*Job*: Write out each record below exactly as it appears, with no pictures.

*Provided data*:
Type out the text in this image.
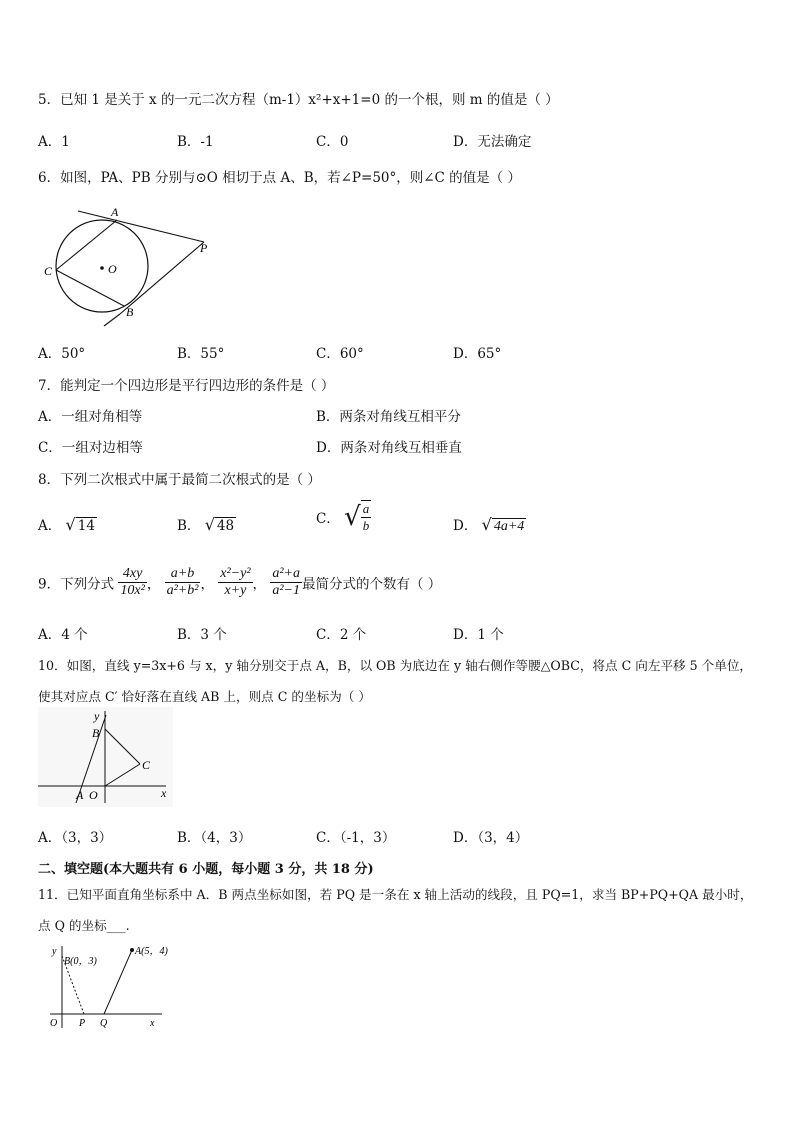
5．已知 1 是关于 x 的一元二次方程（m-1）x²+x+1=0 的一个根，则 m 的值是（ ）
A．1	B．-1	C．0	D．无法确定
6．如图，PA、PB 分别与⊙O 相切于点 A、B，若∠P=50°，则∠C 的值是（ ）
A
P
C	O
B
A．50°	B．55°	C．60°	D．65°
7．能判定一个四边形是平行四边形的条件是（ ）
A．一组对角相等	B．两条对角线互相平分
C．一组对边相等	D．两条对角线互相垂直
8．下列二次根式中属于最简二次根式的是（ ）
A． √ 14	B． √ 48	C． √ $\frac{a}{b}$	D． √ 4a+4
9．下列分式 $\frac{4xy}{\text{10x²}}$ ， $\frac{a+b}{\text{a²+b²}}$ ， $\frac{\text{x²−y²}}{x+y}$ ， $\frac{\text{a²+a}}{\text{a²−1}}$ 最简分式的个数有（ ）
A．4 个	B．3 个	C．2 个	D．1 个
10．如图，直线 y=3x+6 与 x，y 轴分别交于点 A，B，以 OB 为底边在 y 轴右侧作等腰△OBC，将点 C 向左平移 5 个单位，
使其对应点 C′ 恰好落在直线 AB 上，则点 C 的坐标为（ ）
y
B
C
A O	x
A．（3，3）	B．（4，3）	C．（-1，3）	D．（3，4）
二、填空题(本大题共有 6 小题，每小题 3 分，共 18 分)
11．已知平面直角坐标系中 A．B 两点坐标如图，若 PQ 是一条在 x 轴上活动的线段，且 PQ=1，求当 BP+PQ+QA 最小时，
点 Q 的坐标___.
y
B(0，3)
A(5，4)
O P Q	x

*Finished task*:
Type out the text in this image.
5．已知 1 是关于 x 的一元二次方程（m-1）x²+x+1=0 的一个根，则 m 的值是（ ）
A．1	B．-1	C．0	D．无法确定
6．如图，PA、PB 分别与⊙O 相切于点 A、B，若∠P=50°，则∠C 的值是（ ）
A
P
C	O
B
A．50°	B．55°	C．60°	D．65°
7．能判定一个四边形是平行四边形的条件是（ ）
A．一组对角相等	B．两条对角线互相平分
C．一组对边相等	D．两条对角线互相垂直
8．下列二次根式中属于最简二次根式的是（ ）
A． √ 14	B． √ 48	C． √ $\frac{a}{b}$	D． √ 4a+4
9．下列分式 $\frac{4xy}{\text{10x²}}$ ， $\frac{a+b}{\text{a²+b²}}$ ， $\frac{\text{x²−y²}}{x+y}$ ， $\frac{\text{a²+a}}{\text{a²−1}}$ 最简分式的个数有（ ）
A．4 个	B．3 个	C．2 个	D．1 个
10．如图，直线 y=3x+6 与 x，y 轴分别交于点 A，B，以 OB 为底边在 y 轴右侧作等腰△OBC，将点 C 向左平移 5 个单位，
使其对应点 C′ 恰好落在直线 AB 上，则点 C 的坐标为（ ）
y
B
C
A O	x
A．（3，3）	B．（4，3）	C．（-1，3）	D．（3，4）
二、填空题(本大题共有 6 小题，每小题 3 分，共 18 分)
11．已知平面直角坐标系中 A．B 两点坐标如图，若 PQ 是一条在 x 轴上活动的线段，且 PQ=1，求当 BP+PQ+QA 最小时，
点 Q 的坐标___.
y
B(0，3)
A(5，4)
O P Q	x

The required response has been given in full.